=== THE EXERCISE ===
Find the string "samochodu" in the entries and copy each line that has it.

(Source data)

%%

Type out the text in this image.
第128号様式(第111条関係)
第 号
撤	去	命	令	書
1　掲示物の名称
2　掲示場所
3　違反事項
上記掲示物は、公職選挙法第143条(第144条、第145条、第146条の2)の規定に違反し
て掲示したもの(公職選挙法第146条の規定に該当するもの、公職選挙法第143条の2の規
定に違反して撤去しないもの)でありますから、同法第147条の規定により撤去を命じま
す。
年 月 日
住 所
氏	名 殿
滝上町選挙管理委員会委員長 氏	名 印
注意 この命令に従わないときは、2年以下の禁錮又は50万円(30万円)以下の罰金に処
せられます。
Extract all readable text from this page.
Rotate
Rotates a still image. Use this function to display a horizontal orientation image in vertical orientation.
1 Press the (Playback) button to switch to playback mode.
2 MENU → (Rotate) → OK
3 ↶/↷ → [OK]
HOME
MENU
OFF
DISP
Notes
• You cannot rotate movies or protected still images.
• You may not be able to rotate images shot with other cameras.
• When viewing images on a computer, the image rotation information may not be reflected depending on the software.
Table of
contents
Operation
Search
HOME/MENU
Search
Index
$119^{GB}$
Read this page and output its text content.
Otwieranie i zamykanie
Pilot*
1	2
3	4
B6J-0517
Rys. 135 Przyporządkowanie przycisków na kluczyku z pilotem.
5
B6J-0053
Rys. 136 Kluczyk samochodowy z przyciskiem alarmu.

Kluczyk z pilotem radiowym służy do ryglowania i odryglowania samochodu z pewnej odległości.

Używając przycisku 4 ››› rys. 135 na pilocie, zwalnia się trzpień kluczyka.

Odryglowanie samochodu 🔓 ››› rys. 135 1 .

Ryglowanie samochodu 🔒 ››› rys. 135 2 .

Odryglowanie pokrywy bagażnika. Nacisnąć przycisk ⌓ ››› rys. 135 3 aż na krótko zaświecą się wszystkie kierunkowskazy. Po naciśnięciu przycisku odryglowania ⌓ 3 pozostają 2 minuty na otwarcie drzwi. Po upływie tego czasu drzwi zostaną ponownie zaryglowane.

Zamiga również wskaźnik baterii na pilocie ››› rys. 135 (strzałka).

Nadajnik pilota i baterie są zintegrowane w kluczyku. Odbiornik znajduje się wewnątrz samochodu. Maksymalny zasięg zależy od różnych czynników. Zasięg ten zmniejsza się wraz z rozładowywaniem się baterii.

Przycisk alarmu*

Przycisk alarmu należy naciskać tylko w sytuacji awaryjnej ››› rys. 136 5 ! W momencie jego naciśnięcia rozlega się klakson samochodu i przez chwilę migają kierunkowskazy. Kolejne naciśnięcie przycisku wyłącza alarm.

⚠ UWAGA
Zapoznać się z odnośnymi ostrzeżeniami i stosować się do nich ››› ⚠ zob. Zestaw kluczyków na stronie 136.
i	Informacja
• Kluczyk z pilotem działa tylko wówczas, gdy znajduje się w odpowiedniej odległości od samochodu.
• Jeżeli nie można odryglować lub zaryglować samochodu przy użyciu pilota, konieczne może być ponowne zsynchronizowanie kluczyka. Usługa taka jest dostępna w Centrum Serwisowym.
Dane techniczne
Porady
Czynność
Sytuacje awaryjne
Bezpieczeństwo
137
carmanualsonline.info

%%

=== EXERCISE RESPONSE ===
Kluczyk z pilotem radiowym służy do ryglowania i odryglowania samochodu z pewnej odległości.
Odryglowanie samochodu 🔓 ››› rys. 135 1 .
Ryglowanie samochodu 🔒 ››› rys. 135 2 .
Nadajnik pilota i baterie są zintegrowane w kluczyku. Odbiornik znajduje się wewnątrz samochodu. Maksymalny zasięg zależy od różnych czynników. Zasięg ten zmniejsza się wraz z rozładowywaniem się baterii.
Przycisk alarmu należy naciskać tylko w sytuacji awaryjnej ››› rys. 136 5 ! W momencie jego naciśnięcia rozlega się klakson samochodu i przez chwilę migają kierunkowskazy. Kolejne naciśnięcie przycisku wyłącza alarm.
• Kluczyk z pilotem działa tylko wówczas, gdy znajduje się w odpowiedniej odległości od samochodu.
• Jeżeli nie można odryglować lub zaryglować samochodu przy użyciu pilota, konieczne może być ponowne zsynchronizowanie kluczyka. Usługa taka jest dostępna w Centrum Serwisowym.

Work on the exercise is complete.